▼
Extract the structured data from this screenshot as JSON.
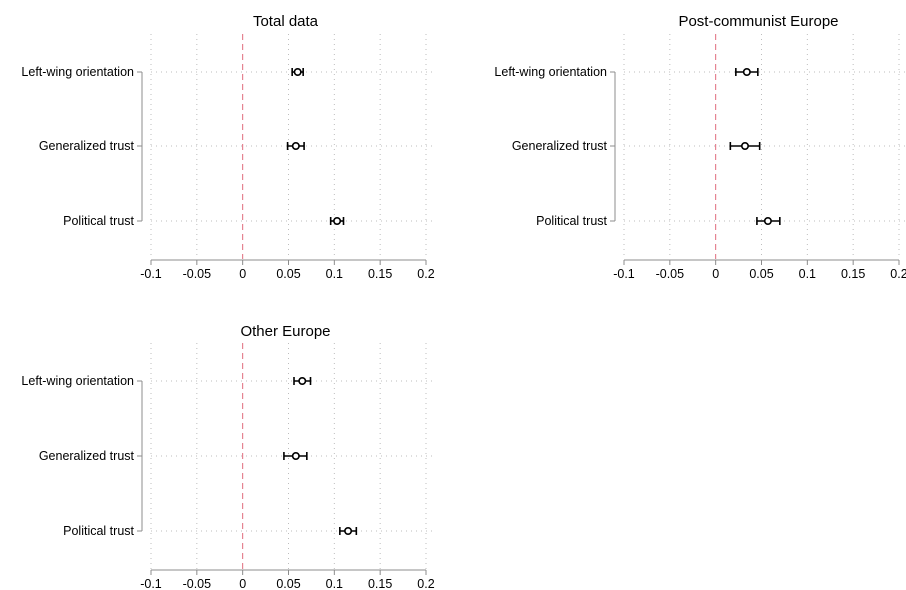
{
  "chart_data": [
    {
      "type": "scatter",
      "subtype": "coefficient-plot",
      "title": "Total data",
      "categories": [
        "Left-wing orientation",
        "Generalized trust",
        "Political trust"
      ],
      "estimates": [
        0.06,
        0.058,
        0.103
      ],
      "ci_low": [
        0.054,
        0.049,
        0.096
      ],
      "ci_high": [
        0.066,
        0.067,
        0.11
      ],
      "xlim": [
        -0.1,
        0.2
      ],
      "x_ticks": [
        -0.1,
        -0.05,
        0,
        0.05,
        0.1,
        0.15,
        0.2
      ],
      "x_tick_labels": [
        "-0.1",
        "-0.05",
        "0",
        "0.05",
        "0.1",
        "0.15",
        "0.2"
      ],
      "reference_line": 0,
      "grid": true
    },
    {
      "type": "scatter",
      "subtype": "coefficient-plot",
      "title": "Post-communist Europe",
      "categories": [
        "Left-wing orientation",
        "Generalized trust",
        "Political trust"
      ],
      "estimates": [
        0.034,
        0.032,
        0.057
      ],
      "ci_low": [
        0.022,
        0.016,
        0.045
      ],
      "ci_high": [
        0.046,
        0.048,
        0.07
      ],
      "xlim": [
        -0.1,
        0.2
      ],
      "x_ticks": [
        -0.1,
        -0.05,
        0,
        0.05,
        0.1,
        0.15,
        0.2
      ],
      "x_tick_labels": [
        "-0.1",
        "-0.05",
        "0",
        "0.05",
        "0.1",
        "0.15",
        "0.2"
      ],
      "reference_line": 0,
      "grid": true
    },
    {
      "type": "scatter",
      "subtype": "coefficient-plot",
      "title": "Other Europe",
      "categories": [
        "Left-wing orientation",
        "Generalized trust",
        "Political trust"
      ],
      "estimates": [
        0.065,
        0.058,
        0.115
      ],
      "ci_low": [
        0.056,
        0.045,
        0.106
      ],
      "ci_high": [
        0.074,
        0.07,
        0.124
      ],
      "xlim": [
        -0.1,
        0.2
      ],
      "x_ticks": [
        -0.1,
        -0.05,
        0,
        0.05,
        0.1,
        0.15,
        0.2
      ],
      "x_tick_labels": [
        "-0.1",
        "-0.05",
        "0",
        "0.05",
        "0.1",
        "0.15",
        "0.2"
      ],
      "reference_line": 0,
      "grid": true
    }
  ],
  "colors": {
    "marker": "#000000",
    "reference_line": "#e06c7c",
    "grid": "#bdbdbd",
    "axis": "#8c8c8c"
  }
}
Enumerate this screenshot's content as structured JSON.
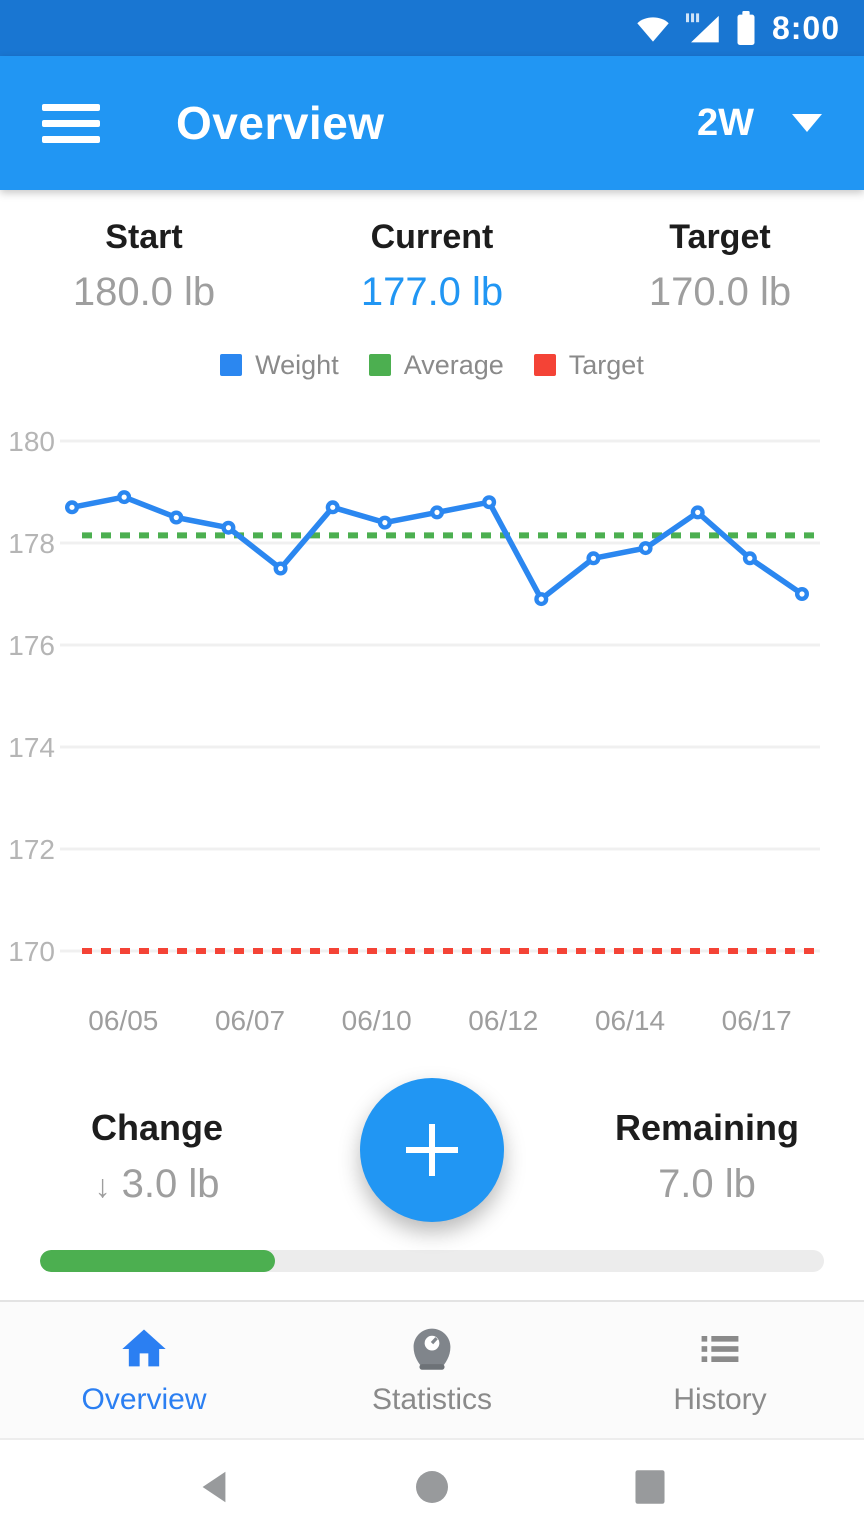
{
  "status_bar": {
    "time": "8:00",
    "icons": [
      "wifi-icon",
      "cellular-signal-icon",
      "battery-icon"
    ]
  },
  "app_bar": {
    "menu_icon": "hamburger-menu-icon",
    "title": "Overview",
    "range_selector": {
      "value": "2W",
      "icon": "dropdown-caret-icon"
    }
  },
  "summary": {
    "start": {
      "label": "Start",
      "value": "180.0 lb"
    },
    "current": {
      "label": "Current",
      "value": "177.0 lb"
    },
    "target": {
      "label": "Target",
      "value": "170.0 lb"
    }
  },
  "chart_data": {
    "type": "line",
    "title": "",
    "legend_position": "top",
    "grid": true,
    "x": [
      "06/04",
      "06/05",
      "06/06",
      "06/07",
      "06/08",
      "06/09",
      "06/10",
      "06/11",
      "06/12",
      "06/13",
      "06/14",
      "06/15",
      "06/16",
      "06/17",
      "06/18"
    ],
    "series": [
      {
        "name": "Weight",
        "color": "#2b87f0",
        "style": "solid-markers",
        "values": [
          178.7,
          178.9,
          178.5,
          178.3,
          177.5,
          178.7,
          178.4,
          178.6,
          178.8,
          176.9,
          177.7,
          177.9,
          178.6,
          177.7,
          177.0
        ]
      },
      {
        "name": "Average",
        "color": "#4caf50",
        "style": "dotted",
        "value": 178.15
      },
      {
        "name": "Target",
        "color": "#f44336",
        "style": "dotted",
        "value": 170.0
      }
    ],
    "y_ticks": [
      180,
      178,
      176,
      174,
      172,
      170
    ],
    "x_tick_labels": [
      "06/05",
      "06/07",
      "06/10",
      "06/12",
      "06/14",
      "06/17"
    ],
    "ylim": [
      169.5,
      180.6
    ],
    "ylabel": "",
    "xlabel": ""
  },
  "footer": {
    "change": {
      "label": "Change",
      "direction": "↓",
      "value": "3.0 lb"
    },
    "remaining": {
      "label": "Remaining",
      "value": "7.0 lb"
    },
    "fab_icon": "plus-icon"
  },
  "progress": {
    "percent": 30
  },
  "bottom_nav": {
    "items": [
      {
        "label": "Overview",
        "icon": "home-icon",
        "active": true
      },
      {
        "label": "Statistics",
        "icon": "scale-icon",
        "active": false
      },
      {
        "label": "History",
        "icon": "list-icon",
        "active": false
      }
    ]
  },
  "android_nav": {
    "buttons": [
      "back",
      "home",
      "recents"
    ]
  },
  "colors": {
    "status_bar_blue": "#1976d2",
    "app_bar_blue": "#2196f3",
    "accent_blue": "#2196f3",
    "weight_line_blue": "#2b87f0",
    "average_green": "#4caf50",
    "target_red": "#f44336",
    "progress_green": "#4caf50",
    "value_grey": "#9e9e9e"
  }
}
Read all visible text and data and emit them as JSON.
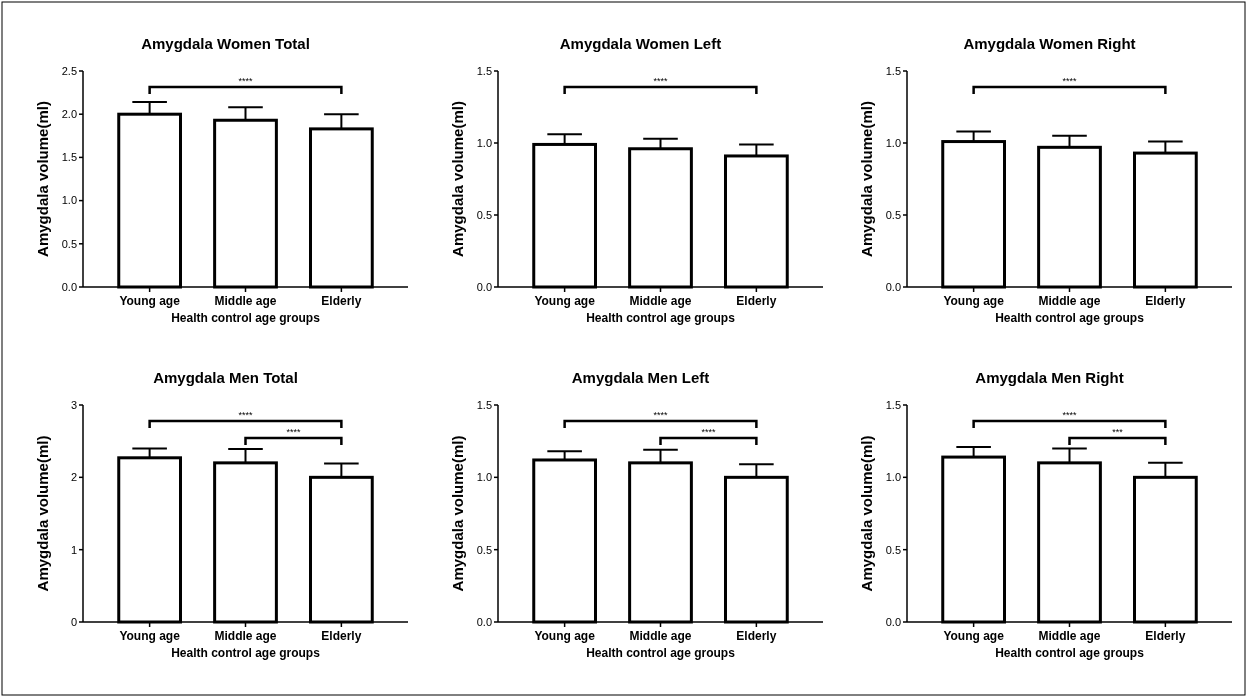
▲
Task details
All of the entries above should be duplicated exactly, except for the pictures.

Task output
Extract the structured data from this screenshot as JSON.
{
  "chart_data": [
    {
      "type": "scatter",
      "subtype": "coefficient-plot",
      "title": "Total data",
      "categories": [
        "Left-wing orientation",
        "Generalized trust",
        "Political trust"
      ],
      "estimates": [
        0.06,
        0.058,
        0.103
      ],
      "ci_low": [
        0.054,
        0.049,
        0.096
      ],
      "ci_high": [
        0.066,
        0.067,
        0.11
      ],
      "xlim": [
        -0.1,
        0.2
      ],
      "x_ticks": [
        -0.1,
        -0.05,
        0,
        0.05,
        0.1,
        0.15,
        0.2
      ],
      "x_tick_labels": [
        "-0.1",
        "-0.05",
        "0",
        "0.05",
        "0.1",
        "0.15",
        "0.2"
      ],
      "reference_line": 0,
      "grid": true
    },
    {
      "type": "scatter",
      "subtype": "coefficient-plot",
      "title": "Post-communist Europe",
      "categories": [
        "Left-wing orientation",
        "Generalized trust",
        "Political trust"
      ],
      "estimates": [
        0.034,
        0.032,
        0.057
      ],
      "ci_low": [
        0.022,
        0.016,
        0.045
      ],
      "ci_high": [
        0.046,
        0.048,
        0.07
      ],
      "xlim": [
        -0.1,
        0.2
      ],
      "x_ticks": [
        -0.1,
        -0.05,
        0,
        0.05,
        0.1,
        0.15,
        0.2
      ],
      "x_tick_labels": [
        "-0.1",
        "-0.05",
        "0",
        "0.05",
        "0.1",
        "0.15",
        "0.2"
      ],
      "reference_line": 0,
      "grid": true
    },
    {
      "type": "scatter",
      "subtype": "coefficient-plot",
      "title": "Other Europe",
      "categories": [
        "Left-wing orientation",
        "Generalized trust",
        "Political trust"
      ],
      "estimates": [
        0.065,
        0.058,
        0.115
      ],
      "ci_low": [
        0.056,
        0.045,
        0.106
      ],
      "ci_high": [
        0.074,
        0.07,
        0.124
      ],
      "xlim": [
        -0.1,
        0.2
      ],
      "x_ticks": [
        -0.1,
        -0.05,
        0,
        0.05,
        0.1,
        0.15,
        0.2
      ],
      "x_tick_labels": [
        "-0.1",
        "-0.05",
        "0",
        "0.05",
        "0.1",
        "0.15",
        "0.2"
      ],
      "reference_line": 0,
      "grid": true
    }
  ],
  "colors": {
    "marker": "#000000",
    "reference_line": "#e06c7c",
    "grid": "#bdbdbd",
    "axis": "#8c8c8c"
  }
}
Enumerate this screenshot's content as structured JSON.
{
  "status_bar": {
    "time": "8:00",
    "icons": [
      "wifi-icon",
      "cellular-signal-icon",
      "battery-icon"
    ]
  },
  "app_bar": {
    "menu_icon": "hamburger-menu-icon",
    "title": "Overview",
    "range_selector": {
      "value": "2W",
      "icon": "dropdown-caret-icon"
    }
  },
  "summary": {
    "start": {
      "label": "Start",
      "value": "180.0 lb"
    },
    "current": {
      "label": "Current",
      "value": "177.0 lb"
    },
    "target": {
      "label": "Target",
      "value": "170.0 lb"
    }
  },
  "chart_data": {
    "type": "line",
    "title": "",
    "legend_position": "top",
    "grid": true,
    "x": [
      "06/04",
      "06/05",
      "06/06",
      "06/07",
      "06/08",
      "06/09",
      "06/10",
      "06/11",
      "06/12",
      "06/13",
      "06/14",
      "06/15",
      "06/16",
      "06/17",
      "06/18"
    ],
    "series": [
      {
        "name": "Weight",
        "color": "#2b87f0",
        "style": "solid-markers",
        "values": [
          178.7,
          178.9,
          178.5,
          178.3,
          177.5,
          178.7,
          178.4,
          178.6,
          178.8,
          176.9,
          177.7,
          177.9,
          178.6,
          177.7,
          177.0
        ]
      },
      {
        "name": "Average",
        "color": "#4caf50",
        "style": "dotted",
        "value": 178.15
      },
      {
        "name": "Target",
        "color": "#f44336",
        "style": "dotted",
        "value": 170.0
      }
    ],
    "y_ticks": [
      180,
      178,
      176,
      174,
      172,
      170
    ],
    "x_tick_labels": [
      "06/05",
      "06/07",
      "06/10",
      "06/12",
      "06/14",
      "06/17"
    ],
    "ylim": [
      169.5,
      180.6
    ],
    "ylabel": "",
    "xlabel": ""
  },
  "footer": {
    "change": {
      "label": "Change",
      "direction": "↓",
      "value": "3.0 lb"
    },
    "remaining": {
      "label": "Remaining",
      "value": "7.0 lb"
    },
    "fab_icon": "plus-icon"
  },
  "progress": {
    "percent": 30
  },
  "bottom_nav": {
    "items": [
      {
        "label": "Overview",
        "icon": "home-icon",
        "active": true
      },
      {
        "label": "Statistics",
        "icon": "scale-icon",
        "active": false
      },
      {
        "label": "History",
        "icon": "list-icon",
        "active": false
      }
    ]
  },
  "android_nav": {
    "buttons": [
      "back",
      "home",
      "recents"
    ]
  },
  "colors": {
    "status_bar_blue": "#1976d2",
    "app_bar_blue": "#2196f3",
    "accent_blue": "#2196f3",
    "weight_line_blue": "#2b87f0",
    "average_green": "#4caf50",
    "target_red": "#f44336",
    "progress_green": "#4caf50",
    "value_grey": "#9e9e9e"
  }
}
Read all visible text and data and emit them as JSON.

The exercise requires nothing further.